# Records shown
___

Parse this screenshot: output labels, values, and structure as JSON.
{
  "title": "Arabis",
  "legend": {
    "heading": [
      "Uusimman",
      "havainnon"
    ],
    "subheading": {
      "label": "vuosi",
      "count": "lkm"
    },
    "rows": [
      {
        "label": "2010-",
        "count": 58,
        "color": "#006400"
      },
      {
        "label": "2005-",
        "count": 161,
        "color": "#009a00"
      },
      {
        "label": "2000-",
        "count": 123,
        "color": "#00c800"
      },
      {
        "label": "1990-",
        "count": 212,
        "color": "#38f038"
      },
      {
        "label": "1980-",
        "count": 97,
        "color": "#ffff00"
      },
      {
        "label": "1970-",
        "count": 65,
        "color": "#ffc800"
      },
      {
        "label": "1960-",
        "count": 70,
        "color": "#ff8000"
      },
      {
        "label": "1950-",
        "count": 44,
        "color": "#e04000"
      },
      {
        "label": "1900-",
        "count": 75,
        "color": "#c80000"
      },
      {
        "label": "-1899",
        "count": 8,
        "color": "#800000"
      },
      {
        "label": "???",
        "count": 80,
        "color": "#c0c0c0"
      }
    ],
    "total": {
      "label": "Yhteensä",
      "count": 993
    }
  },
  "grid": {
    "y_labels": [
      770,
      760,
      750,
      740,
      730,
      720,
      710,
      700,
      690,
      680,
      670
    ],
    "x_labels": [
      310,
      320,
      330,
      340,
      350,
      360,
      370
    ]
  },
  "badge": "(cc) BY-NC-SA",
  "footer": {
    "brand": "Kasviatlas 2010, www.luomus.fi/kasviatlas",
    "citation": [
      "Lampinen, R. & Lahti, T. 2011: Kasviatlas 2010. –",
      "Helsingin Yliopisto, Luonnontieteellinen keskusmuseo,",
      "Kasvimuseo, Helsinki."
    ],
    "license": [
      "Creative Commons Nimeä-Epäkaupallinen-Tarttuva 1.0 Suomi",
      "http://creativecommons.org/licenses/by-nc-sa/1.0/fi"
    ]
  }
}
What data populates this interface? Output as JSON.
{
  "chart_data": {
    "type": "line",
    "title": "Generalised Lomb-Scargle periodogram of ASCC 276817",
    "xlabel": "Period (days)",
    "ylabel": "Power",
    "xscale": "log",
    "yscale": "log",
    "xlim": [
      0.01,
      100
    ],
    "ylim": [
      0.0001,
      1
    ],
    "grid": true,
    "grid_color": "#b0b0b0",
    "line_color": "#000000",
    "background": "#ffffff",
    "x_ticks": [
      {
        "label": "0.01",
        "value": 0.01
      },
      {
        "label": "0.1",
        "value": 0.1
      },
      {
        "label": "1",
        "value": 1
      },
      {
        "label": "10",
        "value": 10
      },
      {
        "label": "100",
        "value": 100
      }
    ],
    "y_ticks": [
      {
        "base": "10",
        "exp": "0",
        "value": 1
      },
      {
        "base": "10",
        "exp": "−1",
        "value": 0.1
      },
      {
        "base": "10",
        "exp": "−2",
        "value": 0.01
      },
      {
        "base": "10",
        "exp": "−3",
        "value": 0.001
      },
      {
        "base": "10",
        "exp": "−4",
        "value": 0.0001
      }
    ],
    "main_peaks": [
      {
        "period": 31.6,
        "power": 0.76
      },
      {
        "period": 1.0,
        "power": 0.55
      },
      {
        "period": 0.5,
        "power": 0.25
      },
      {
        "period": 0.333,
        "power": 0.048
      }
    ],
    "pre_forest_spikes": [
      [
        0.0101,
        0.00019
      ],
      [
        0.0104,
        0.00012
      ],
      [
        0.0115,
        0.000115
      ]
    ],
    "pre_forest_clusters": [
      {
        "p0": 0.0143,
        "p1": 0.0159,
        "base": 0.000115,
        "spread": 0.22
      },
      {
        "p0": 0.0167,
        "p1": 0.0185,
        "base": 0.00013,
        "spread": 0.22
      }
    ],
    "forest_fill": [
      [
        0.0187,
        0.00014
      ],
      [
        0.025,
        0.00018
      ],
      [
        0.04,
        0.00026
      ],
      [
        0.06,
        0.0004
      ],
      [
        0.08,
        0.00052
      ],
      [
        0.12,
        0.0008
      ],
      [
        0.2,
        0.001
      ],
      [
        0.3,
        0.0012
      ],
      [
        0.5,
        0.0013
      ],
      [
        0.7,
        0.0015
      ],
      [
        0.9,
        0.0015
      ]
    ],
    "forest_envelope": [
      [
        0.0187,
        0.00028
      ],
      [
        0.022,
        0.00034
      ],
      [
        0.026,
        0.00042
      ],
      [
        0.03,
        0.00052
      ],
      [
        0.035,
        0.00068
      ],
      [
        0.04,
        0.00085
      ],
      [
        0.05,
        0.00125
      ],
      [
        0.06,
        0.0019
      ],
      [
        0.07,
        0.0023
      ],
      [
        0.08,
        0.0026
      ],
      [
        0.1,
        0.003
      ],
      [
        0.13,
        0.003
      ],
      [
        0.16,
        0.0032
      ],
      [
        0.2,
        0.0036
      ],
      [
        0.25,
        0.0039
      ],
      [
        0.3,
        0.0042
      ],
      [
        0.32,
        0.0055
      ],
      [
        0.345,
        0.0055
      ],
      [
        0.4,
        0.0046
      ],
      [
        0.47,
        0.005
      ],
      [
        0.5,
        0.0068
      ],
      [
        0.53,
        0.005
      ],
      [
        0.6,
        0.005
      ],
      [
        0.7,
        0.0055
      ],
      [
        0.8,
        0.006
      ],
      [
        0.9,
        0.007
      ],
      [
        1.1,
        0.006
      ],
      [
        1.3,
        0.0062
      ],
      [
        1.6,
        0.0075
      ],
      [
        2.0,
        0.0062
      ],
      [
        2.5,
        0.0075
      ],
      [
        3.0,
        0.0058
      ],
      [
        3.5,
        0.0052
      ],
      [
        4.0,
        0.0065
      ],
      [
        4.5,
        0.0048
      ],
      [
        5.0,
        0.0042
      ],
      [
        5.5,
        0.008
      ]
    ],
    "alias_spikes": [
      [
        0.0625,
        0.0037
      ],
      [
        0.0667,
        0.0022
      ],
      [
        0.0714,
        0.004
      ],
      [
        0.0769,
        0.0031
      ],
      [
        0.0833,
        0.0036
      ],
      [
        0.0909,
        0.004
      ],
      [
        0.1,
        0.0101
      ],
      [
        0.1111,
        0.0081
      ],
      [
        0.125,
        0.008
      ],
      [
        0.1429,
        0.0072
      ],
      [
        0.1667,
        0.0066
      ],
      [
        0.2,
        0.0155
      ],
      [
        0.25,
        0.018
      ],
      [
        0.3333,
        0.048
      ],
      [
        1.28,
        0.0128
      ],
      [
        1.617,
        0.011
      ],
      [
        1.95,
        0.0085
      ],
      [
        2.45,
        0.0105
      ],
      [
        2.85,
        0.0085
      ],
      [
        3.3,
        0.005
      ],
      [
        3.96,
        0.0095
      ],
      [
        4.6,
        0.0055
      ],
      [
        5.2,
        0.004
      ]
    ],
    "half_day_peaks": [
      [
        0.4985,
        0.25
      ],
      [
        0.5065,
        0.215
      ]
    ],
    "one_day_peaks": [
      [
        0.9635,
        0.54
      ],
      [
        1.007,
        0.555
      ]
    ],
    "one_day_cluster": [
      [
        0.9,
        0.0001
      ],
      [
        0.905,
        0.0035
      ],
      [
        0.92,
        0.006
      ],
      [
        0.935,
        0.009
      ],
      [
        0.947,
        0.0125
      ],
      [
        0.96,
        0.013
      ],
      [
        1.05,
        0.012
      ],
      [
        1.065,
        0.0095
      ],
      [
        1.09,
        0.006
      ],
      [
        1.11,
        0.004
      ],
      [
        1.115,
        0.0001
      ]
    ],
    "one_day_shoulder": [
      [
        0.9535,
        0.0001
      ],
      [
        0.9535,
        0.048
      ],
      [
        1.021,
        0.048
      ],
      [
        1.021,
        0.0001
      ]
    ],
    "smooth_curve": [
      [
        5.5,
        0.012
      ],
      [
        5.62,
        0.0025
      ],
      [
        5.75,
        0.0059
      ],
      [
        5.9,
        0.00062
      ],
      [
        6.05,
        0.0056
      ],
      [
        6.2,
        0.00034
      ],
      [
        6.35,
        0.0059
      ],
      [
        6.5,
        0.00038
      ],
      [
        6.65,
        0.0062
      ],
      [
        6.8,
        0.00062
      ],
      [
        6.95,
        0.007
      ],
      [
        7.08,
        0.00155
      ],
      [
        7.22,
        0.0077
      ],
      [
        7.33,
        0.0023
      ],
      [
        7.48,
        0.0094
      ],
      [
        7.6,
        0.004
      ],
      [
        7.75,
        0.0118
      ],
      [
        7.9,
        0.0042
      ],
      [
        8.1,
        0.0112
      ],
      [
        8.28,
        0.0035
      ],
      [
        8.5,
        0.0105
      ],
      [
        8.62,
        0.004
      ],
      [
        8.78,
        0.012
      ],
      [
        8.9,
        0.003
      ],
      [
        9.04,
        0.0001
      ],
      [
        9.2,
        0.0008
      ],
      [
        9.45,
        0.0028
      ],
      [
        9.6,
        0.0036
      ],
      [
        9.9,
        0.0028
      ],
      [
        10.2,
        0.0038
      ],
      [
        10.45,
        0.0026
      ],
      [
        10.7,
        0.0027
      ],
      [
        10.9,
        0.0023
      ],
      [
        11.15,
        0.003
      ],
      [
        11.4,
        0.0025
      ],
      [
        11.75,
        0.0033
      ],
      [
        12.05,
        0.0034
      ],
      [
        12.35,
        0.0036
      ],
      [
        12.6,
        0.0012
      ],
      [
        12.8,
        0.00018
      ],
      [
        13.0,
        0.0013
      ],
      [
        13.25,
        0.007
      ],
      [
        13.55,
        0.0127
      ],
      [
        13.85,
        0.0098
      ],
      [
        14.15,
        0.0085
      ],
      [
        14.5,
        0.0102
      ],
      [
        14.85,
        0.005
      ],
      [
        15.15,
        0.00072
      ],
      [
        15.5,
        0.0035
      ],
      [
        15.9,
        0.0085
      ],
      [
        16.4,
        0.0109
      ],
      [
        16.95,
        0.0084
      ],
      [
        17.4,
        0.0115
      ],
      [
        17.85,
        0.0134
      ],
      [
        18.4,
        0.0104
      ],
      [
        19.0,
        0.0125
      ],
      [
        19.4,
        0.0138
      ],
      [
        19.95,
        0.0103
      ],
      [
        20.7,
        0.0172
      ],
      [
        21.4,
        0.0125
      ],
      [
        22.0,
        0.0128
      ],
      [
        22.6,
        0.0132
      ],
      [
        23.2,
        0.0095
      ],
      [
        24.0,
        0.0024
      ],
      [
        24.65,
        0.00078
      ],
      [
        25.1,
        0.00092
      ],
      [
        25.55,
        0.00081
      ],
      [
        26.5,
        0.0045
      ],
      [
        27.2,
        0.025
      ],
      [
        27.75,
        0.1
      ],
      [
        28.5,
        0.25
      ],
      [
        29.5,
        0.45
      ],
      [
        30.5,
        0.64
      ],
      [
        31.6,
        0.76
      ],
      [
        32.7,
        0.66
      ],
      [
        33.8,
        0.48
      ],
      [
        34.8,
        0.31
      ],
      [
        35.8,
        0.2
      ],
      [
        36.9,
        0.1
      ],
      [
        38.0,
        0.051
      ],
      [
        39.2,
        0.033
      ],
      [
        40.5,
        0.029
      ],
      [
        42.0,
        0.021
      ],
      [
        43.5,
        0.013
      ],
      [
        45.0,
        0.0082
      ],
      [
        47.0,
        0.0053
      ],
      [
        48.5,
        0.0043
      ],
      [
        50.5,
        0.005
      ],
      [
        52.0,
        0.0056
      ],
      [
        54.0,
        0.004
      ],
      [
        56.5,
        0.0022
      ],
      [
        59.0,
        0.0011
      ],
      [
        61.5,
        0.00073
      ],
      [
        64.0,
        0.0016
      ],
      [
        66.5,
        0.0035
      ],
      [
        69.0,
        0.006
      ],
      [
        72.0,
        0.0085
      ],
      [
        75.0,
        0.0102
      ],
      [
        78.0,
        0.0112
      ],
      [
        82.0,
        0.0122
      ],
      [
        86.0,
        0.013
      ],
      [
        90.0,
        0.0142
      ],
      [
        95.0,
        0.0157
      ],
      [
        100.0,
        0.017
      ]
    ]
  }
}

___

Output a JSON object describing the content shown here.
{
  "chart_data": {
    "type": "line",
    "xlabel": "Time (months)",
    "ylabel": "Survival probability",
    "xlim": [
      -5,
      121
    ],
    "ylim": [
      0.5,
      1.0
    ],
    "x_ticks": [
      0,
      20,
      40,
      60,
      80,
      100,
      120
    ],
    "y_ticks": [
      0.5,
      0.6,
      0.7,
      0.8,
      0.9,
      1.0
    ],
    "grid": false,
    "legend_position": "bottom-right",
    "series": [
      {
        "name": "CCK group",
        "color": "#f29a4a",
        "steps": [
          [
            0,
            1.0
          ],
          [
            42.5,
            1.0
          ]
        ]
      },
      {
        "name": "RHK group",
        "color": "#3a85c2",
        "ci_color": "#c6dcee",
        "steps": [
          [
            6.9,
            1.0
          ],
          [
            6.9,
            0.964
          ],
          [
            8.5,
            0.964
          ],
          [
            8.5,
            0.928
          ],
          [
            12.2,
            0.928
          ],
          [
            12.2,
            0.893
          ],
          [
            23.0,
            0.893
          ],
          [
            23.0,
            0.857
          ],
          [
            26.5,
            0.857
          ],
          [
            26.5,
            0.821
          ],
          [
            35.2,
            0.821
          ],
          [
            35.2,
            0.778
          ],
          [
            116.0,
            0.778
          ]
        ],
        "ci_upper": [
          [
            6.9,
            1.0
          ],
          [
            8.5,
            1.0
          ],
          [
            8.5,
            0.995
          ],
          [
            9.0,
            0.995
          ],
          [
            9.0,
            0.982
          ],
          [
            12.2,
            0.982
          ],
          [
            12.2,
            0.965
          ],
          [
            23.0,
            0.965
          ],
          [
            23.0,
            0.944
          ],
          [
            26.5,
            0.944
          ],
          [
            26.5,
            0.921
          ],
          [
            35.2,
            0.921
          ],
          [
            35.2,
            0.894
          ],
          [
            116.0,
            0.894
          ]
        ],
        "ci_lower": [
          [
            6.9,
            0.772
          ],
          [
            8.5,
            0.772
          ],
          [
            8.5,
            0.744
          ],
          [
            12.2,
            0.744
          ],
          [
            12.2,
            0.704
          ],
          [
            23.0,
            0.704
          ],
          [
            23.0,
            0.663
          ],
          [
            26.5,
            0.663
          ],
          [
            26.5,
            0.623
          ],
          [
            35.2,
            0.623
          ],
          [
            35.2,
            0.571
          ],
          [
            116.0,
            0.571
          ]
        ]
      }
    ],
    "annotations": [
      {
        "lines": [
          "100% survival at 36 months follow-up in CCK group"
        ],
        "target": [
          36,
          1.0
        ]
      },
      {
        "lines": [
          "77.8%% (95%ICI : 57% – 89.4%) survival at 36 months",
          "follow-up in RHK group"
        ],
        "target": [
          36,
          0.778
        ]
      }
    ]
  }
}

___

# Job
Copy the lines from the entries above in which the word "group" appears.

# Task solution
        "name": "CCK group",
        "name": "RHK group",
          "100% survival at 36 months follow-up in CCK group"
          "follow-up in RHK group"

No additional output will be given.